To do.
A – Reproduce the stretch of the debate excerpt from "That is certainly" through "a particular dispute?".
B – List each distinct percentage figure mentioned in the debate excerpt.
C – According to the debate excerpt, when did Mr. Carr meet the public sector employers, the private employers and the Trades Union Congress?

━━━ Extract

Whatever the right hon. Gentleman may think about the proposal for a national income supplement, a great many workers will be better off with it than they were without it when the previous Government were in office. What the right hon. Gentleman, and the whole House and country, must bear in mind is that the offer on the table started at 14 per cent. and is now 15 per cent. The Government offered their manual workers in the National Health Service 14 per cent. because they were included among some of the lowest paid workers in the community. What the House and the country must realise is that if we have average earnings increases over the whole economy of that level we shall be in very serious trouble indeed. I hope that the right hon. Gentleman and all his hon. and right hon. Friends will use their maximum influence to make sure that if the lower paid workers in this country get rises of the scale of 14 and 15 per cent. the higher paid workers do not put in claims for equivalent amounts.

Mr. Finsberg

Is it not a fact that since the last increase awarded, by agreement, by the Whitley Council prices have gone up by 7½ per cent. whereas the latest offer made by the employers is more than double that percentage? Should not that be taken into account in these discussions?

Mr. Carr

That is certainly one of the factors which I took into account in making my decision about conciliation.

Mr. Harold Wilson

Since the right hon. Gentleman enunciated his policy on conciliation a few weeks ago, is he aware that it has been interpreted as meaning that he is not denying conciliation but that the statutory function of conciliation will be available only within the employers' latest offer and not about the real issues in a particular dispute?

Secondly, since the right hon. Gentleman has said, as he did yet again this afternoon, that it is not the function of conciliators, certainly in every case—and one would agree with him—to lean on employers to pay more in a particular situation, is he in a position to assure the House that none of his right hon. Friends has leaned on employers not to increase their offer—for example, perhaps at the Conservative Party conference and in communications with the Association of Municipal Corporations? Is he not aware that many people have been outraged by threats of blackmail by the Government, referred to in the Prime Minister's letter to an hon. Member published this morning, that they will reduce grants to local authorities if they pay more than the odds which the right hon. Gentleman considers to be appropriate in this case?

Mr. Carr

With some of my right hon. and hon. Friends, I had meetings at the beginning of August with the public sector employers, the private employers and the Trades Union Congress, and I gave them precisely the same message. I made it public on behalf of the Government what the Government believed was this country's immediate crucial need, namely, to bring down the pace of cost inflation. That is pressure, if one likes to call it pressure, which we have put on all employers equally, because we believe that if we are to have a free society, unless both employers and unions are prepared to take these overall considerations into account, there is a very poor future ahead of us. The Government have a duty to make these matters of national interest clear, and so did the right hon. Gentleman when he was Prime Minister. He did it in the form of a White Paper which said that increases should not be more than 4½ per cent. a year.

Mr. Harold Wilson

That is very interesting. Will the right hon. Gentleman now answer the question? Will he confirm or deny that his colleagues have been leaning on the employers, telling them not to offer more than 14 per cent., including going as far as blackmail about State grants to local authorities if they did? Will the right hon. Gentleman say whether that has happened or not?

Mr. Carr

There has certainly been no blackmail at any point. We have put no pressure on any employer which other Governments, including the right hon. Gentleman's Government, have not put in the past. We may have done it more openly and publicly than the right hon. Gentleman's Government.

━━━━━━
━━━ Supplied material

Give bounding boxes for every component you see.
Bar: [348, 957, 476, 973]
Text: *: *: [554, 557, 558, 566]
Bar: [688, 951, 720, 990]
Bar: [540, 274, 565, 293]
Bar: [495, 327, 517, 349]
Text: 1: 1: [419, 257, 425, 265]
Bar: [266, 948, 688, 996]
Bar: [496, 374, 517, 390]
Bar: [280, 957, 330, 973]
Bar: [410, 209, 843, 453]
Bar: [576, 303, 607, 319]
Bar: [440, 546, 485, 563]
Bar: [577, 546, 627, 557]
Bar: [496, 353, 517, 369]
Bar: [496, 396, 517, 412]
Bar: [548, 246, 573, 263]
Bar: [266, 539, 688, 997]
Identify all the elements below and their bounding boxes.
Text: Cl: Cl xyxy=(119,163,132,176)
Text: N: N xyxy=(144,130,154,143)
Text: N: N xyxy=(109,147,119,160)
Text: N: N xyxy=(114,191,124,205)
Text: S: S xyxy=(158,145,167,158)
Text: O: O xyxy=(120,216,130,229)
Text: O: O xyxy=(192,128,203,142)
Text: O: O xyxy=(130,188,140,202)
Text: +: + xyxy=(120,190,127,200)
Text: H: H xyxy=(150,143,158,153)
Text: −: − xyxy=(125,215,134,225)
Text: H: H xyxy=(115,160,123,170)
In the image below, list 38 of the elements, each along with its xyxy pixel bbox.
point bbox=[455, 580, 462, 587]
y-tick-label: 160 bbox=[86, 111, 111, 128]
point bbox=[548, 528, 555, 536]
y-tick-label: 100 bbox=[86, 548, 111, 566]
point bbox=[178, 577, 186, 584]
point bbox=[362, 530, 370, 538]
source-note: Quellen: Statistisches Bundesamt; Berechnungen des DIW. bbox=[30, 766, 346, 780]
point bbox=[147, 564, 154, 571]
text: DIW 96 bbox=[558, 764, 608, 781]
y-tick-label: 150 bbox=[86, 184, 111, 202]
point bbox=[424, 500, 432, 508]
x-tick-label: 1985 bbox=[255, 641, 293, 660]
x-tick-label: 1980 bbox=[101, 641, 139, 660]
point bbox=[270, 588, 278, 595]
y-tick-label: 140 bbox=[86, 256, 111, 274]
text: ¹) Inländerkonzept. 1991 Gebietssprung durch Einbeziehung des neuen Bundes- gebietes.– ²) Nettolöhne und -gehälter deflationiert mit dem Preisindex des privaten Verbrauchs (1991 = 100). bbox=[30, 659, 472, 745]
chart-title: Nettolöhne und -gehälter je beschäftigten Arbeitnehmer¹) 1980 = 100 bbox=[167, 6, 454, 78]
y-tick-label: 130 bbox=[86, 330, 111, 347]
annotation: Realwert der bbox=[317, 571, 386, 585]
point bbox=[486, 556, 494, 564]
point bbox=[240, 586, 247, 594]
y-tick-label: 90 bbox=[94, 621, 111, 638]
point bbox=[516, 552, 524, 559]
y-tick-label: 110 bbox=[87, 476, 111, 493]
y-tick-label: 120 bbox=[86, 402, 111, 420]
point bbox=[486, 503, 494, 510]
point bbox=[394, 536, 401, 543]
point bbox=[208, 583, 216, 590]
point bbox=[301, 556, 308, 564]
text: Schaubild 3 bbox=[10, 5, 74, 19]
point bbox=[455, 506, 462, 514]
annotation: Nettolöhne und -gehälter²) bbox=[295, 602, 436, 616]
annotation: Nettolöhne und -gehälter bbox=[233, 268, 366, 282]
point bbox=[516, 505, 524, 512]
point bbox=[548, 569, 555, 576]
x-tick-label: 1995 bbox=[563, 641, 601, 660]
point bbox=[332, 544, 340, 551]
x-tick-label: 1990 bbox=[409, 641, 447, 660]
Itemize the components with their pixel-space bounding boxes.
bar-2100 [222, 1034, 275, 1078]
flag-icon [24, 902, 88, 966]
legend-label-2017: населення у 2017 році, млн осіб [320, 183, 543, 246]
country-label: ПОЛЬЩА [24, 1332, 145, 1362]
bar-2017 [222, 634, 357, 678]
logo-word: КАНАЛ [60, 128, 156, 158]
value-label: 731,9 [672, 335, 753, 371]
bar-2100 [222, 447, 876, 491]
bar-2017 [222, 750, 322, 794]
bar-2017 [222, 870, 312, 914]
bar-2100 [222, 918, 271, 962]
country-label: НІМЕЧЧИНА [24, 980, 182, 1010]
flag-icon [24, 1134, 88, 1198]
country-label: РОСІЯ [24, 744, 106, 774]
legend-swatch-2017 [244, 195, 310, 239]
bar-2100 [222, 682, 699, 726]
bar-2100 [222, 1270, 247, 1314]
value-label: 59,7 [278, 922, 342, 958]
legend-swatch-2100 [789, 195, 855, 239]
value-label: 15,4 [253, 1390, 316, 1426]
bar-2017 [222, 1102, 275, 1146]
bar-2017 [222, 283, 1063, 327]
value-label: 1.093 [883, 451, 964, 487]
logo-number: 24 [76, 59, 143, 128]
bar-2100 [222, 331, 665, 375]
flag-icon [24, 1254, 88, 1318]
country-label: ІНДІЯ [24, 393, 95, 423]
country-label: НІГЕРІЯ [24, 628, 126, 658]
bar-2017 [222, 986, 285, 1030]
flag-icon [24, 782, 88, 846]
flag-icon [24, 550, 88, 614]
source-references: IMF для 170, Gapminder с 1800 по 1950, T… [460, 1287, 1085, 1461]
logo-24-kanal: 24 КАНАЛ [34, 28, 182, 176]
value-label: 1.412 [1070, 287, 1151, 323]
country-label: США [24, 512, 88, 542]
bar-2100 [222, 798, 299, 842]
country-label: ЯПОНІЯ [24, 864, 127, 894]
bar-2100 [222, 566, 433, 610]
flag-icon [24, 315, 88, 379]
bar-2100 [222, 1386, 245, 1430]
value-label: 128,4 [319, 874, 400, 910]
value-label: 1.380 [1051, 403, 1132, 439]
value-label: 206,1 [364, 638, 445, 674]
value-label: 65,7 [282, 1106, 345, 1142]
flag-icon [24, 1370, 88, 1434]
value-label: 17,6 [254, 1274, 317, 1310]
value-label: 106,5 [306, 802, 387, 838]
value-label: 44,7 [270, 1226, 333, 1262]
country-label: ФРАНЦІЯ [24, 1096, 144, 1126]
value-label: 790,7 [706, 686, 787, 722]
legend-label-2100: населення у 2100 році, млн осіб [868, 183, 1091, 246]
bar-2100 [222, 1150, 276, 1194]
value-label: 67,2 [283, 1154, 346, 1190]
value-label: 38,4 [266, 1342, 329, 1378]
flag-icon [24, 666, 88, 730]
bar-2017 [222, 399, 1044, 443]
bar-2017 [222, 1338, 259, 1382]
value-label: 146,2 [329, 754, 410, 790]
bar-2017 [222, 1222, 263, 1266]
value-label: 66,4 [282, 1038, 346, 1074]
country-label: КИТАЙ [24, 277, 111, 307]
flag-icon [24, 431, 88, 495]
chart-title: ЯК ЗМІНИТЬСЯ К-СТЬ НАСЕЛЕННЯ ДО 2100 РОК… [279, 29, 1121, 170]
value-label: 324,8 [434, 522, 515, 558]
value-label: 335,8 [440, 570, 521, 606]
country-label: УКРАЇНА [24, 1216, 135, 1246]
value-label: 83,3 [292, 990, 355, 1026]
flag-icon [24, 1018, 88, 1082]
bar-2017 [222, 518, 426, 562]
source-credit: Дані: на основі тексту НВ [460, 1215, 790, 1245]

━━━━━━

Solution set.
A –
That is certainly one of the factors which I took into account in making my decision about conciliation.

Mr. Harold Wilson

Since the right hon. Gentleman enunciated his policy on conciliation a few weeks ago, is he aware that it has been interpreted as meaning that he is not denying conciliation but that the statutory function of conciliation will be available only within the employers' latest offer and not about the real issues in a particular dispute?

B –
14 per cent.
15 per cent.
7½ per cent.
4½ per cent.

C – At the beginning of August.